**Entries supplied:**
::::::::

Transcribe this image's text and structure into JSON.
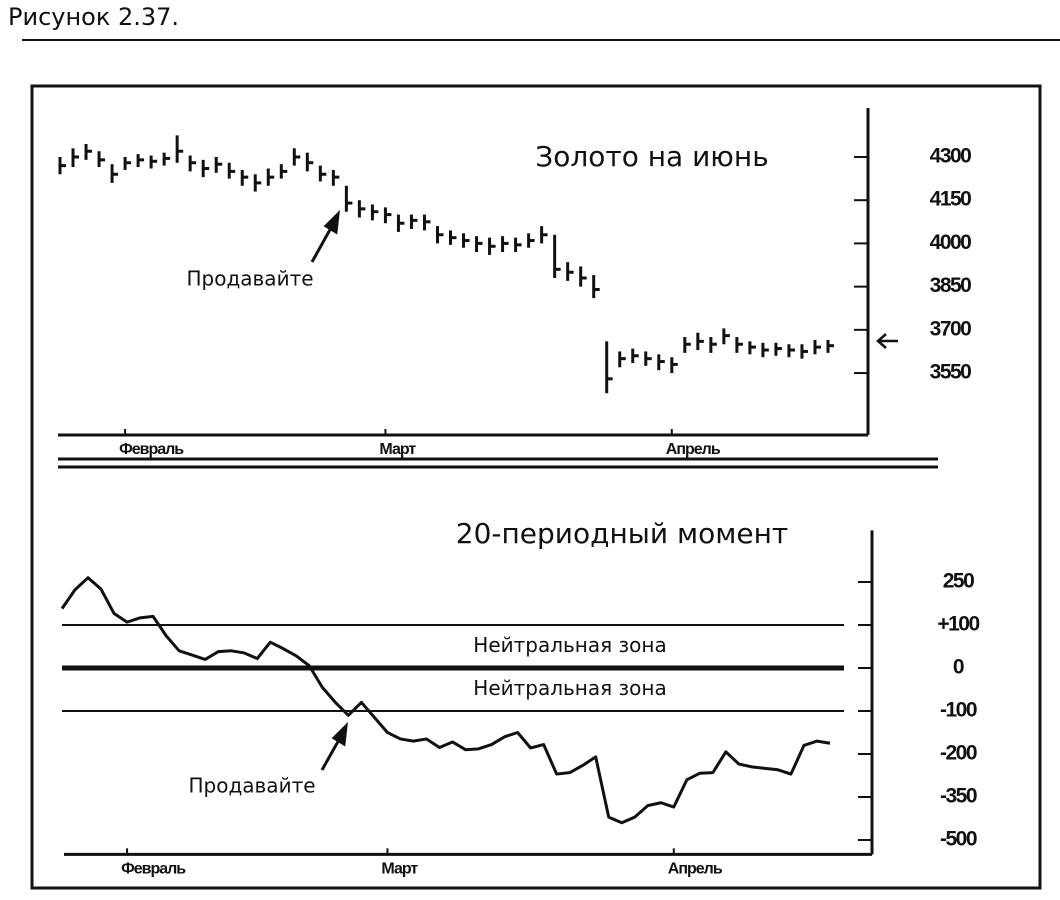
{
  "figure_label": "Рисунок 2.37.",
  "chart_data": [
    {
      "type": "ohlc",
      "title": "Золото на июнь",
      "annotation": "Продавайте",
      "categories": [
        null,
        null,
        null,
        null,
        null,
        "Февраль",
        null,
        null,
        null,
        null,
        null,
        null,
        null,
        null,
        null,
        null,
        null,
        null,
        null,
        null,
        null,
        null,
        null,
        null,
        null,
        "Март",
        null,
        null,
        null,
        null,
        null,
        null,
        null,
        null,
        null,
        null,
        null,
        null,
        null,
        null,
        null,
        null,
        null,
        null,
        null,
        null,
        null,
        "Апрель",
        null,
        null,
        null,
        null,
        null,
        null,
        null,
        null,
        null,
        null,
        null,
        null
      ],
      "high": [
        4300,
        4330,
        4345,
        4320,
        4275,
        4300,
        4310,
        4305,
        4315,
        4375,
        4305,
        4290,
        4300,
        4280,
        4255,
        4240,
        4260,
        4275,
        4330,
        4315,
        4270,
        4255,
        4200,
        4150,
        4135,
        4125,
        4100,
        4100,
        4100,
        4060,
        4045,
        4035,
        4025,
        4020,
        4025,
        4020,
        4035,
        4060,
        4030,
        3935,
        3920,
        3890,
        3660,
        3625,
        3635,
        3625,
        3615,
        3605,
        3675,
        3690,
        3675,
        3705,
        3675,
        3660,
        3655,
        3655,
        3650,
        3650,
        3665,
        3665
      ],
      "low": [
        4240,
        4265,
        4290,
        4265,
        4210,
        4255,
        4265,
        4260,
        4270,
        4280,
        4250,
        4230,
        4245,
        4225,
        4200,
        4180,
        4200,
        4225,
        4270,
        4250,
        4215,
        4200,
        4110,
        4090,
        4080,
        4070,
        4040,
        4050,
        4045,
        4000,
        3995,
        3985,
        3970,
        3960,
        3970,
        3970,
        3985,
        4000,
        3880,
        3870,
        3850,
        3810,
        3480,
        3570,
        3585,
        3575,
        3560,
        3550,
        3620,
        3630,
        3620,
        3650,
        3620,
        3615,
        3605,
        3610,
        3605,
        3600,
        3615,
        3620
      ],
      "close": [
        4270,
        4300,
        4320,
        4290,
        4240,
        4280,
        4290,
        4285,
        4295,
        4320,
        4280,
        4260,
        4275,
        4250,
        4230,
        4210,
        4230,
        4250,
        4300,
        4280,
        4240,
        4230,
        4140,
        4120,
        4110,
        4100,
        4070,
        4080,
        4075,
        4030,
        4020,
        4010,
        4000,
        3990,
        4000,
        3995,
        4010,
        4030,
        3910,
        3900,
        3880,
        3840,
        3530,
        3600,
        3610,
        3600,
        3590,
        3580,
        3650,
        3660,
        3650,
        3680,
        3650,
        3640,
        3630,
        3635,
        3630,
        3625,
        3640,
        3645
      ],
      "ylim": [
        3335,
        4470
      ],
      "yticks": [
        3550,
        3700,
        3850,
        4000,
        4150,
        4300
      ],
      "color": "#111111"
    },
    {
      "type": "line",
      "title": "20-периодный момент",
      "annotation": "Продавайте",
      "categories": [
        null,
        null,
        null,
        null,
        null,
        "Февраль",
        null,
        null,
        null,
        null,
        null,
        null,
        null,
        null,
        null,
        null,
        null,
        null,
        null,
        null,
        null,
        null,
        null,
        null,
        null,
        "Март",
        null,
        null,
        null,
        null,
        null,
        null,
        null,
        null,
        null,
        null,
        null,
        null,
        null,
        null,
        null,
        null,
        null,
        null,
        null,
        null,
        null,
        "Апрель",
        null,
        null,
        null,
        null,
        null,
        null,
        null,
        null,
        null,
        null,
        null,
        null
      ],
      "values": [
        157,
        223,
        265,
        225,
        140,
        110,
        125,
        130,
        75,
        40,
        30,
        20,
        38,
        40,
        35,
        22,
        60,
        45,
        28,
        5,
        -45,
        -80,
        -110,
        -80,
        -115,
        -150,
        -165,
        -170,
        -165,
        -185,
        -172,
        -190,
        -188,
        -178,
        -160,
        -150,
        -186,
        -178,
        -270,
        -265,
        -240,
        -210,
        -420,
        -440,
        -420,
        -380,
        -370,
        -385,
        -290,
        -267,
        -265,
        -195,
        -235,
        -245,
        -250,
        -255,
        -270,
        -180,
        -170,
        -175
      ],
      "ylim": [
        -550,
        430
      ],
      "yticks": [
        250,
        {
          "value": 100,
          "label": "+100"
        },
        0,
        -100,
        -200,
        -350,
        -500
      ],
      "reference_lines": [
        100,
        0,
        -100
      ],
      "reference_labels": [
        "Нейтральная зона",
        "Нейтральная зона"
      ],
      "color": "#111111"
    }
  ]
}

::::::::

**Work to be completed:** From the entries above, extract every line where the word "title" appears.

**Correct answer:**
      "title": "Золото на июнь",
      "title": "20-периодный момент",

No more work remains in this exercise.